Requirements
Pictures aside, repeat every entry exactly.

»»

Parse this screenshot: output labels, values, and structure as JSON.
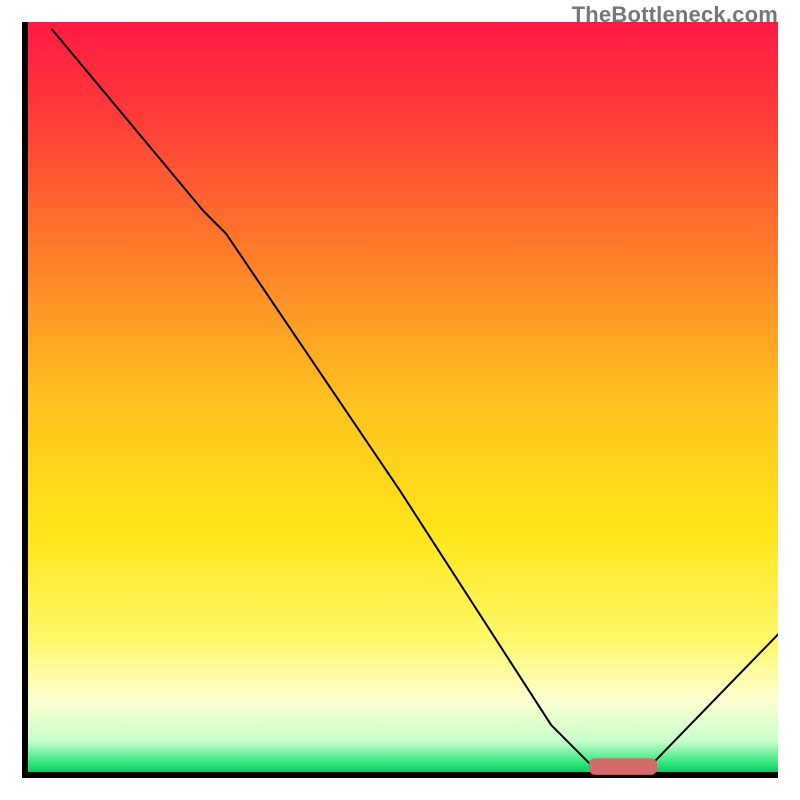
{
  "watermark": "TheBottleneck.com",
  "chart_data": {
    "type": "line",
    "title": "",
    "xlabel": "",
    "ylabel": "",
    "xlim": [
      0,
      100
    ],
    "ylim": [
      0,
      100
    ],
    "series": [
      {
        "name": "curve",
        "color": "#000000",
        "width": 2,
        "x": [
          4,
          14,
          24,
          27,
          50,
          70,
          75,
          82,
          83,
          100
        ],
        "y": [
          99,
          87,
          75,
          72,
          38,
          7,
          2,
          1.5,
          1.5,
          19
        ]
      }
    ],
    "marker": {
      "name": "highlight-bar",
      "color": "#d46a6a",
      "x_start": 75,
      "x_end": 84,
      "y": 1.5,
      "thickness": 2.2
    },
    "background_gradient": {
      "stops": [
        {
          "offset": 0.0,
          "color": "#ff1a44"
        },
        {
          "offset": 0.12,
          "color": "#ff3a3a"
        },
        {
          "offset": 0.3,
          "color": "#ff7a2a"
        },
        {
          "offset": 0.5,
          "color": "#ffc11f"
        },
        {
          "offset": 0.68,
          "color": "#ffe61a"
        },
        {
          "offset": 0.82,
          "color": "#fff86a"
        },
        {
          "offset": 0.9,
          "color": "#fdffd0"
        },
        {
          "offset": 0.955,
          "color": "#c8ffcc"
        },
        {
          "offset": 0.985,
          "color": "#2ee67a"
        },
        {
          "offset": 1.0,
          "color": "#00c060"
        }
      ]
    },
    "axes": {
      "color": "#000000",
      "width": 6
    }
  }
}
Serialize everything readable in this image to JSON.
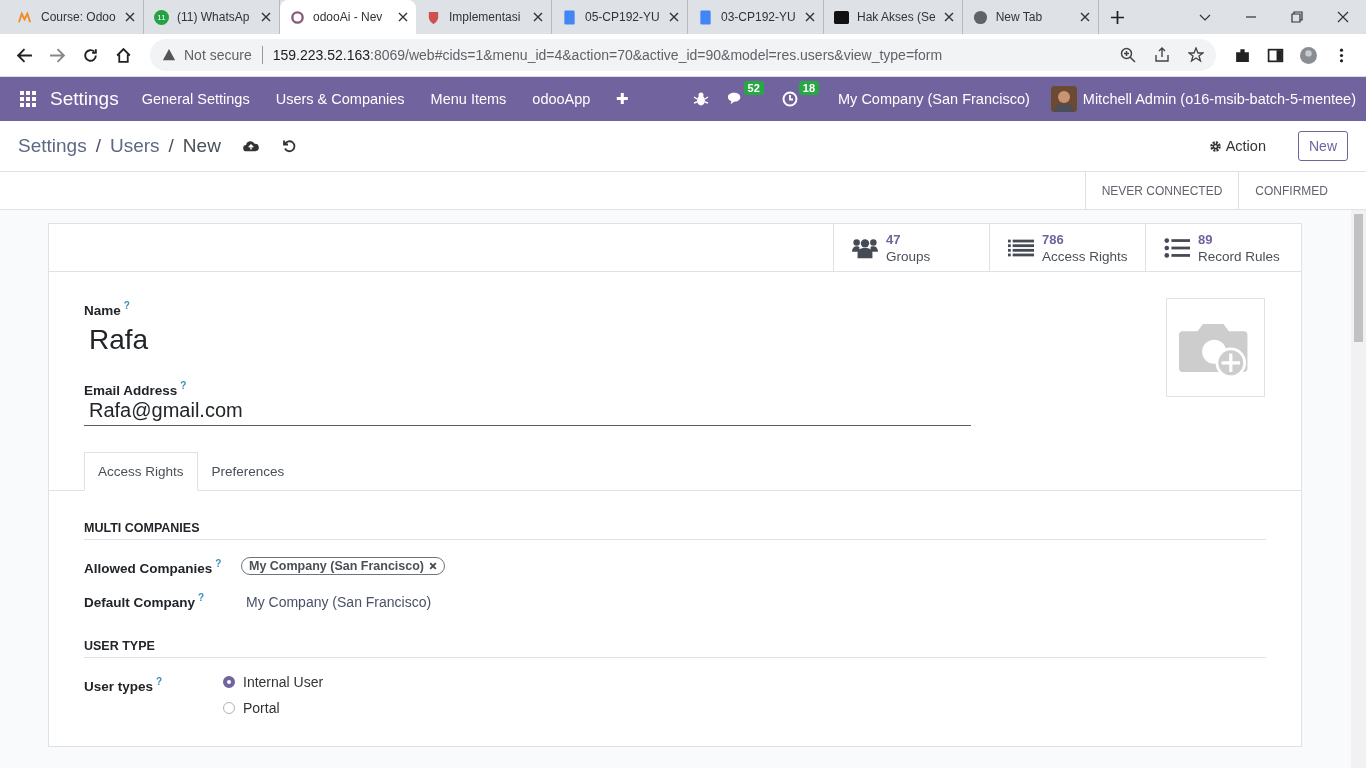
{
  "browser": {
    "tabs": [
      {
        "title": "Course: Odoo",
        "kind": "moodle",
        "selected": false
      },
      {
        "title": "(11) WhatsAp",
        "kind": "whatsapp",
        "badge": "11",
        "selected": false
      },
      {
        "title": "odooAi - Nev",
        "kind": "odoo",
        "selected": true
      },
      {
        "title": "Implementasi",
        "kind": "shield",
        "selected": false
      },
      {
        "title": "05-CP192-YU",
        "kind": "doc",
        "selected": false
      },
      {
        "title": "03-CP192-YU",
        "kind": "doc",
        "selected": false
      },
      {
        "title": "Hak Akses (Se",
        "kind": "medium",
        "selected": false
      },
      {
        "title": "New Tab",
        "kind": "chrome",
        "selected": false
      }
    ],
    "security": "Not secure",
    "url_host": "159.223.52.163",
    "url_rest": ":8069/web#cids=1&menu_id=4&action=70&active_id=90&model=res.users&view_type=form"
  },
  "navbar": {
    "app": "Settings",
    "menus": [
      "General Settings",
      "Users & Companies",
      "Menu Items",
      "odooApp"
    ],
    "add": "✚",
    "messages": "52",
    "activities": "18",
    "company": "My Company (San Francisco)",
    "user": "Mitchell Admin (o16-msib-batch-5-mentee)"
  },
  "breadcrumb": [
    {
      "label": "Settings",
      "separator": "/"
    },
    {
      "label": "Users",
      "separator": "/"
    },
    {
      "label": "New"
    }
  ],
  "action": "Action",
  "new_button": "New",
  "statusbar": [
    {
      "label": "NEVER CONNECTED",
      "selected": false
    },
    {
      "label": "CONFIRMED",
      "selected": false
    }
  ],
  "smart_buttons": [
    {
      "count": "47",
      "label": "Groups",
      "kind": "users"
    },
    {
      "count": "786",
      "label": "Access Rights",
      "kind": "list"
    },
    {
      "count": "89",
      "label": "Record Rules",
      "kind": "bullets"
    }
  ],
  "name_label": "Name",
  "name_help": "?",
  "name": "Rafa",
  "email_label": "Email Address",
  "email_help": "?",
  "email": "Rafa@gmail.com",
  "form_tabs": [
    {
      "label": "Access Rights",
      "selected": true
    },
    {
      "label": "Preferences",
      "selected": false
    }
  ],
  "sections": [
    {
      "title": "MULTI COMPANIES",
      "fields": [
        {
          "label": "Allowed Companies",
          "help": "?",
          "kind": "tags",
          "tags": [
            "My Company (San Francisco)"
          ]
        },
        {
          "label": "Default Company",
          "help": "?",
          "kind": "text",
          "value": "My Company (San Francisco)"
        }
      ]
    },
    {
      "title": "USER TYPE",
      "fields": [
        {
          "label": "User types",
          "help": "?",
          "kind": "radio",
          "options": [
            {
              "label": "Internal User",
              "selected": true
            },
            {
              "label": "Portal",
              "selected": false
            }
          ]
        }
      ]
    }
  ]
}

««

Response for this exercise
Parse this screenshot: output labels, values, and structure as JSON.
{
  "watermark": "TheBottleneck.com",
  "chart_data": {
    "type": "line",
    "title": "",
    "xlabel": "",
    "ylabel": "",
    "xlim": [
      0,
      100
    ],
    "ylim": [
      0,
      100
    ],
    "series": [
      {
        "name": "curve",
        "color": "#000000",
        "width": 2,
        "x": [
          4,
          14,
          24,
          27,
          50,
          70,
          75,
          82,
          83,
          100
        ],
        "y": [
          99,
          87,
          75,
          72,
          38,
          7,
          2,
          1.5,
          1.5,
          19
        ]
      }
    ],
    "marker": {
      "name": "highlight-bar",
      "color": "#d46a6a",
      "x_start": 75,
      "x_end": 84,
      "y": 1.5,
      "thickness": 2.2
    },
    "background_gradient": {
      "stops": [
        {
          "offset": 0.0,
          "color": "#ff1a44"
        },
        {
          "offset": 0.12,
          "color": "#ff3a3a"
        },
        {
          "offset": 0.3,
          "color": "#ff7a2a"
        },
        {
          "offset": 0.5,
          "color": "#ffc11f"
        },
        {
          "offset": 0.68,
          "color": "#ffe61a"
        },
        {
          "offset": 0.82,
          "color": "#fff86a"
        },
        {
          "offset": 0.9,
          "color": "#fdffd0"
        },
        {
          "offset": 0.955,
          "color": "#c8ffcc"
        },
        {
          "offset": 0.985,
          "color": "#2ee67a"
        },
        {
          "offset": 1.0,
          "color": "#00c060"
        }
      ]
    },
    "axes": {
      "color": "#000000",
      "width": 6
    }
  }
}
Serialize everything readable in this image to JSON.
{
  "browser": {
    "tabs": [
      {
        "title": "Course: Odoo",
        "kind": "moodle",
        "selected": false
      },
      {
        "title": "(11) WhatsAp",
        "kind": "whatsapp",
        "badge": "11",
        "selected": false
      },
      {
        "title": "odooAi - Nev",
        "kind": "odoo",
        "selected": true
      },
      {
        "title": "Implementasi",
        "kind": "shield",
        "selected": false
      },
      {
        "title": "05-CP192-YU",
        "kind": "doc",
        "selected": false
      },
      {
        "title": "03-CP192-YU",
        "kind": "doc",
        "selected": false
      },
      {
        "title": "Hak Akses (Se",
        "kind": "medium",
        "selected": false
      },
      {
        "title": "New Tab",
        "kind": "chrome",
        "selected": false
      }
    ],
    "security": "Not secure",
    "url_host": "159.223.52.163",
    "url_rest": ":8069/web#cids=1&menu_id=4&action=70&active_id=90&model=res.users&view_type=form"
  },
  "navbar": {
    "app": "Settings",
    "menus": [
      "General Settings",
      "Users & Companies",
      "Menu Items",
      "odooApp"
    ],
    "add": "✚",
    "messages": "52",
    "activities": "18",
    "company": "My Company (San Francisco)",
    "user": "Mitchell Admin (o16-msib-batch-5-mentee)"
  },
  "breadcrumb": [
    {
      "label": "Settings",
      "separator": "/"
    },
    {
      "label": "Users",
      "separator": "/"
    },
    {
      "label": "New"
    }
  ],
  "action": "Action",
  "new_button": "New",
  "statusbar": [
    {
      "label": "NEVER CONNECTED",
      "selected": false
    },
    {
      "label": "CONFIRMED",
      "selected": false
    }
  ],
  "smart_buttons": [
    {
      "count": "47",
      "label": "Groups",
      "kind": "users"
    },
    {
      "count": "786",
      "label": "Access Rights",
      "kind": "list"
    },
    {
      "count": "89",
      "label": "Record Rules",
      "kind": "bullets"
    }
  ],
  "name_label": "Name",
  "name_help": "?",
  "name": "Rafa",
  "email_label": "Email Address",
  "email_help": "?",
  "email": "Rafa@gmail.com",
  "form_tabs": [
    {
      "label": "Access Rights",
      "selected": true
    },
    {
      "label": "Preferences",
      "selected": false
    }
  ],
  "sections": [
    {
      "title": "MULTI COMPANIES",
      "fields": [
        {
          "label": "Allowed Companies",
          "help": "?",
          "kind": "tags",
          "tags": [
            "My Company (San Francisco)"
          ]
        },
        {
          "label": "Default Company",
          "help": "?",
          "kind": "text",
          "value": "My Company (San Francisco)"
        }
      ]
    },
    {
      "title": "USER TYPE",
      "fields": [
        {
          "label": "User types",
          "help": "?",
          "kind": "radio",
          "options": [
            {
              "label": "Internal User",
              "selected": true
            },
            {
              "label": "Portal",
              "selected": false
            }
          ]
        }
      ]
    }
  ]
}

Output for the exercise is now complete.